What to produce: Can you transcribe the article on rising energy bills word for word between "The founder of" and "increase to £1,277.", inclusive?

---------- Selected passage

Many people will be forced to make the devastating choice between heating and eating as energy bills rise, Martin Lewis has warned.
The consumer champion told the PA news agency that the situation is “catastrophic” and said intervention is needed to help consumers.
Soaring wholesale gas prices are putting an upward pressure on energy bills.
The surge comes as households face a range of financial pressures, with some still reeling from wage cuts or freezes during the coronavirus pandemic and also with imminent cuts to Universal Credit and the ending of the furlough scheme.
The founder of MoneySavingExpert.com warned that some people who have previously fixed into cheap energy deals may see their bills surge by as much as 40% when they come off them.
Mr Lewis told PA: “The situation is catastrophic, in a way we have never seen before.”
Regulator Ofgem regularly sets an energy price cap, which acts as a “backstop” protection for customers on default tariffs and takes into account the underlying costs to supply energy.
From October 1 the price cap will increase to £1,277.
Mr Lewis said it should be remembered that the price cap is based on typical use, so those who use more energy pay more.
He said the cap was based on prices in the run-up to August.

--------------------
---------- Raw data

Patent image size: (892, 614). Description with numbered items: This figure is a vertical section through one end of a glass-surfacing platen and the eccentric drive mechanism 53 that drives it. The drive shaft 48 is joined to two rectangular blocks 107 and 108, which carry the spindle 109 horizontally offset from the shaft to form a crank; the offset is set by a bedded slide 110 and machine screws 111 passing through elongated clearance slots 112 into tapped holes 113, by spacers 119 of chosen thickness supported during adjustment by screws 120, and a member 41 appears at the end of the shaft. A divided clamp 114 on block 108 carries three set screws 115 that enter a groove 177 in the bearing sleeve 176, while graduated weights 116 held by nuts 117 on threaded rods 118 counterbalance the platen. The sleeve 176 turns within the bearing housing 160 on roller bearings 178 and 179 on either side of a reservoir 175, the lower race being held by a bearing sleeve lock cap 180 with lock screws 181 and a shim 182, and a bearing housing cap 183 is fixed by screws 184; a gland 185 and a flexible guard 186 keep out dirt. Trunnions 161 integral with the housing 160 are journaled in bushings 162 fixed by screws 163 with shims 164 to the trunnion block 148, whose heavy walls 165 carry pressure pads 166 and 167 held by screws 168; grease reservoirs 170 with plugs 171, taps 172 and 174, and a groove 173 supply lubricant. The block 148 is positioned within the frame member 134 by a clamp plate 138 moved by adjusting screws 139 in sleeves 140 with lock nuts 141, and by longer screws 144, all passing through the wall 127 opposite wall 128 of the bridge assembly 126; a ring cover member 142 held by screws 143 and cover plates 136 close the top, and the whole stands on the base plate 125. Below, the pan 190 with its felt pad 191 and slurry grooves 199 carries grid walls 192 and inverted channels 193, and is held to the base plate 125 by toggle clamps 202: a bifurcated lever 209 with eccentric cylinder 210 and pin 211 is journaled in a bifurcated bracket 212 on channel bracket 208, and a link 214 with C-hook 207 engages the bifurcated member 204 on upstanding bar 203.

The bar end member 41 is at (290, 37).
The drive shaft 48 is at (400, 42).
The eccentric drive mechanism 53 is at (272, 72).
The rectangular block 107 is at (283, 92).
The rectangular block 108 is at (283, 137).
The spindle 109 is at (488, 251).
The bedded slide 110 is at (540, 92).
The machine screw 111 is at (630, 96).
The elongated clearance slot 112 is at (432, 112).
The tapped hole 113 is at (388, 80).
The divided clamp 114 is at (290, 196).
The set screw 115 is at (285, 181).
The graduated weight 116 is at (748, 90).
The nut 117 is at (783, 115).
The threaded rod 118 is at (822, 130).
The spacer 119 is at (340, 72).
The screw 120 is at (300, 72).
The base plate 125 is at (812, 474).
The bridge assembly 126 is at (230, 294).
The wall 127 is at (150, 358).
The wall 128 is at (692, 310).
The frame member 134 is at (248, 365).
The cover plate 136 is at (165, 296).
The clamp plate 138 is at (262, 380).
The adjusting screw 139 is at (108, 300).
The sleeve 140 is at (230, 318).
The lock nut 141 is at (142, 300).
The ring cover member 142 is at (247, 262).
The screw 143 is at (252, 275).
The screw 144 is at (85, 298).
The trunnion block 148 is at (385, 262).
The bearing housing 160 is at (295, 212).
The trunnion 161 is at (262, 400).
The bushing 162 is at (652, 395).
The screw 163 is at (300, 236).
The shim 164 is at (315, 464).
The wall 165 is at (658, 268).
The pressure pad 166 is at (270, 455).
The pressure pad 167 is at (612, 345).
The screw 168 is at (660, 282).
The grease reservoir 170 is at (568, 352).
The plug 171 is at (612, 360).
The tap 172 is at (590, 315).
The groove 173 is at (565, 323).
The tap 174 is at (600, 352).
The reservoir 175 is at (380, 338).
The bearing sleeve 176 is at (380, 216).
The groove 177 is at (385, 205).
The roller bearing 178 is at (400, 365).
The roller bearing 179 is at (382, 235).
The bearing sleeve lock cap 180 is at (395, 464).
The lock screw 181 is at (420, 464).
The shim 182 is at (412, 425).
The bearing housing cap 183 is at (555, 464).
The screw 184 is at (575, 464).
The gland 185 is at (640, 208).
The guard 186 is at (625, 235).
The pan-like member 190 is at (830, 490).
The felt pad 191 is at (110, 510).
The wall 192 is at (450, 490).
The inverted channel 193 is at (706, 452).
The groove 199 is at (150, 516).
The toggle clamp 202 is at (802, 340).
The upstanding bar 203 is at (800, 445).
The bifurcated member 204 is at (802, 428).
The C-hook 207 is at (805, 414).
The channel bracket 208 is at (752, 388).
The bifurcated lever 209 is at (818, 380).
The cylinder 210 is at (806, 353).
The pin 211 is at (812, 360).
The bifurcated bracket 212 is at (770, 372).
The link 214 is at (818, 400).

--------------------

Response to the task:
The founder of MoneySavingExpert.com warned that some people who have previously fixed into cheap energy deals may see their bills surge by as much as 40% when they come off them.
Mr Lewis told PA: “The situation is catastrophic, in a way we have never seen before.”
Regulator Ofgem regularly sets an energy price cap, which acts as a “backstop” protection for customers on default tariffs and takes into account the underlying costs to supply energy.
From October 1 the price cap will increase to £1,277.